In Greek mythology, Elephenor  ( Elephḗnōr, -oros) was the king of the Abantes of Euboea.

Family 
Elephenor was the son of Chalcodon by either Imenarete, Melanippe or Alcyone.

Mythology 
Elephenor received the sons of Theseus of Athens, Acamas and Demophon, when they fled from the usurper Menestheus. One source states that he unwittingly killed his grandfather Abas and was expelled from Euboea; because of that, he had to assemble his troops before the Trojan expedition on a rock of the Euripus Strait opposite Euboea.

Trojan War 
Elephenor was a suitor of Helen and the leader of the Euboean force of thirty or forty ships which joined the Greek expedition to Troy. On the day the truce was broken by Pandarus, he was killed by Agenor whilst trying to drag off the body of Echepolus.

The Return 
On their way home, Elephonor's men were driven off course and shipwrecked off the coast of Epirus, where they founded the city of Apollonia. Alternately, Elephenor survived and settled on the island Othronos, but was soon driven out of the island by a serpent and went to Abantia in Illyria.

Notes

References 

 Apollodorus, The Library with an English Translation by Sir James George Frazer, F.B.A., F.R.S. in 2 Volumes, Cambridge, MA, Harvard University Press; London, William Heinemann Ltd. 1921. ISBN 0-674-99135-4. Online version at the Perseus Digital Library. Greek text available from the same website.
 Gaius Julius Hyginus, Fabulae from The Myths of Hyginus translated and edited by Mary Grant. University of Kansas Publications in Humanistic Studies. Online version at the Topos Text Project.

Objective 1: Retype everything in the Elephenor passage from "Apollodorus, The Library" down to "Topos Text Project.".

Entries taken from a collection
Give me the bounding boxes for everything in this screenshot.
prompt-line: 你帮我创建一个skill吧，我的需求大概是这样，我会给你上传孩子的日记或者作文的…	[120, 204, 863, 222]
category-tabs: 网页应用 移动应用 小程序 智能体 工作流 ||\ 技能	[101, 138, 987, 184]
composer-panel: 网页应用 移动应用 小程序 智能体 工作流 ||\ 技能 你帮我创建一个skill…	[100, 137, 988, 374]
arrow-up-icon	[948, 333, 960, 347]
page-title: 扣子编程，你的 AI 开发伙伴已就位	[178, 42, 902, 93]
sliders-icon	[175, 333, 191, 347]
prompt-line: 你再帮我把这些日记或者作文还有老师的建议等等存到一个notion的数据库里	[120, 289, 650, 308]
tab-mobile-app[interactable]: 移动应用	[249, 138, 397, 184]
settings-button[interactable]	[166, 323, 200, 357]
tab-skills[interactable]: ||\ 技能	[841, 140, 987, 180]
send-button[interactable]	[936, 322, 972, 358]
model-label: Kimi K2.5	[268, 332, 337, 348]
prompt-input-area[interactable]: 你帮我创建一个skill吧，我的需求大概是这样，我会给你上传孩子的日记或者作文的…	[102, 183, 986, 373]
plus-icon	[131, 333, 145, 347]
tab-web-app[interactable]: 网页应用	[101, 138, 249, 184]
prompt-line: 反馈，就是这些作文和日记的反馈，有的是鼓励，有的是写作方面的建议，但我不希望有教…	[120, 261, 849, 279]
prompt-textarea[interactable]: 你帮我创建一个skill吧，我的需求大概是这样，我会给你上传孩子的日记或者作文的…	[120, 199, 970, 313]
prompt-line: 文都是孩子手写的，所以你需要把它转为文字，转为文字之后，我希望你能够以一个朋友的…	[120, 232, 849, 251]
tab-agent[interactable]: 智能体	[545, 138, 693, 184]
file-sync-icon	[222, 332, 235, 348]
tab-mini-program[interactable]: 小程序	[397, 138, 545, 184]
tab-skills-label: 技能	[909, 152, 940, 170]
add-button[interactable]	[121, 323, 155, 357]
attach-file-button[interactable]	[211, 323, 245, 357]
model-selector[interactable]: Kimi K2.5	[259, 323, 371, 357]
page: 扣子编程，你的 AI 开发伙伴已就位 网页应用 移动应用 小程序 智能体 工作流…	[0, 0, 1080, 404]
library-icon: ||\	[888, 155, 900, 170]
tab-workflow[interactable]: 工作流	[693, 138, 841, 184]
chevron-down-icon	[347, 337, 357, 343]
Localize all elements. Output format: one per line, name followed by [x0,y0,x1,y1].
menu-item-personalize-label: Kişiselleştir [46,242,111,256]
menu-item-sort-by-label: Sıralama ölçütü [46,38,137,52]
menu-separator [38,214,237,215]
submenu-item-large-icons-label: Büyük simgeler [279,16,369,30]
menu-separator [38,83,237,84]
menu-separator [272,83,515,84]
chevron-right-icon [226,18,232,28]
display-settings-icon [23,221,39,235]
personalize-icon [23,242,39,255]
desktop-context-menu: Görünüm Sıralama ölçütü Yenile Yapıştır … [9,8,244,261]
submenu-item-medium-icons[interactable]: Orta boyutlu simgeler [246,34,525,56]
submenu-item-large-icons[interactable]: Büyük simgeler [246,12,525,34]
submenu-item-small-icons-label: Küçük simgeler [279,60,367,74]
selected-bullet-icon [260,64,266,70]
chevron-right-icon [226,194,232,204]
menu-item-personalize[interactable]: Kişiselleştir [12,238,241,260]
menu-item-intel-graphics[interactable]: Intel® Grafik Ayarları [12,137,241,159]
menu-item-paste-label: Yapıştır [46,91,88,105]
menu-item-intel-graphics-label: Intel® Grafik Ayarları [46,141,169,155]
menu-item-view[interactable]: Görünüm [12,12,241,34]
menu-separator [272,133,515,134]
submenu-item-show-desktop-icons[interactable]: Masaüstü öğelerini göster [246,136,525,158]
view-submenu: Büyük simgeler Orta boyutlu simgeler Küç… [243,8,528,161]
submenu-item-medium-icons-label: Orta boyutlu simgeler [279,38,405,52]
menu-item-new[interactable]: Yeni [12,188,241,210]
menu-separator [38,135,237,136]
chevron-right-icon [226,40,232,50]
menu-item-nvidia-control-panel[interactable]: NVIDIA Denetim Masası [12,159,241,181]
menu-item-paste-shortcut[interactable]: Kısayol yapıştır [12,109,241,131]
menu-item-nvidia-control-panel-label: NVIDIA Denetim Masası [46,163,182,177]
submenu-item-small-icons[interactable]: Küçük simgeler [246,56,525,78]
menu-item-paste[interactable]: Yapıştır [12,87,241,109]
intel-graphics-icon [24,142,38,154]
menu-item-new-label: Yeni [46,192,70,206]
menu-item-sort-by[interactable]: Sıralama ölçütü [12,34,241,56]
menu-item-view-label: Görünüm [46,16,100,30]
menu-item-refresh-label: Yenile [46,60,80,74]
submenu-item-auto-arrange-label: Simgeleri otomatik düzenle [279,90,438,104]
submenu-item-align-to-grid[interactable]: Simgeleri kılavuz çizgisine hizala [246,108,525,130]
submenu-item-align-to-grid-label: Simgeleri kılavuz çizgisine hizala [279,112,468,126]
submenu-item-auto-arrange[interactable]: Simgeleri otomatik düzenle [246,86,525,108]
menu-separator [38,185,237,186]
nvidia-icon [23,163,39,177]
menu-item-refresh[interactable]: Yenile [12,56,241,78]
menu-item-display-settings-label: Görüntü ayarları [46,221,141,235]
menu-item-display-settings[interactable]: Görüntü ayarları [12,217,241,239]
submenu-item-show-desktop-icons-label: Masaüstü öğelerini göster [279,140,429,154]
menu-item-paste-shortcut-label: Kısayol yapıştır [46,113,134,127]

Objective 2: Please echo the records word for word, everything from the start of the records down to the line containing "138, 545, 184]", with that line included.

Worked solution 1:
Apollodorus, The Library with an English Translation by Sir James George Frazer, F.B.A., F.R.S. in 2 Volumes, Cambridge, MA, Harvard University Press; London, William Heinemann Ltd. 1921. ISBN 0-674-99135-4. Online version at the Perseus Digital Library. Greek text available from the same website.
 Gaius Julius Hyginus, Fabulae from The Myths of Hyginus translated and edited by Mary Grant. University of Kansas Publications in Humanistic Studies. Online version at the Topos Text Project.

Worked solution 2:
Give me the bounding boxes for everything in this screenshot.
prompt-line: 你帮我创建一个skill吧，我的需求大概是这样，我会给你上传孩子的日记或者作文的…	[120, 204, 863, 222]
category-tabs: 网页应用 移动应用 小程序 智能体 工作流 ||\ 技能	[101, 138, 987, 184]
composer-panel: 网页应用 移动应用 小程序 智能体 工作流 ||\ 技能 你帮我创建一个skill…	[100, 137, 988, 374]
arrow-up-icon	[948, 333, 960, 347]
page-title: 扣子编程，你的 AI 开发伙伴已就位	[178, 42, 902, 93]
sliders-icon	[175, 333, 191, 347]
prompt-line: 你再帮我把这些日记或者作文还有老师的建议等等存到一个notion的数据库里	[120, 289, 650, 308]
tab-mobile-app[interactable]: 移动应用	[249, 138, 397, 184]
settings-button[interactable]	[166, 323, 200, 357]
tab-skills[interactable]: ||\ 技能	[841, 140, 987, 180]
send-button[interactable]	[936, 322, 972, 358]
model-label: Kimi K2.5	[268, 332, 337, 348]
prompt-input-area[interactable]: 你帮我创建一个skill吧，我的需求大概是这样，我会给你上传孩子的日记或者作文的…	[102, 183, 986, 373]
plus-icon	[131, 333, 145, 347]
tab-web-app[interactable]: 网页应用	[101, 138, 249, 184]
prompt-line: 反馈，就是这些作文和日记的反馈，有的是鼓励，有的是写作方面的建议，但我不希望有教…	[120, 261, 849, 279]
prompt-textarea[interactable]: 你帮我创建一个skill吧，我的需求大概是这样，我会给你上传孩子的日记或者作文的…	[120, 199, 970, 313]
prompt-line: 文都是孩子手写的，所以你需要把它转为文字，转为文字之后，我希望你能够以一个朋友的…	[120, 232, 849, 251]
tab-agent[interactable]: 智能体	[545, 138, 693, 184]
file-sync-icon	[222, 332, 235, 348]
tab-mini-program[interactable]: 小程序	[397, 138, 545, 184]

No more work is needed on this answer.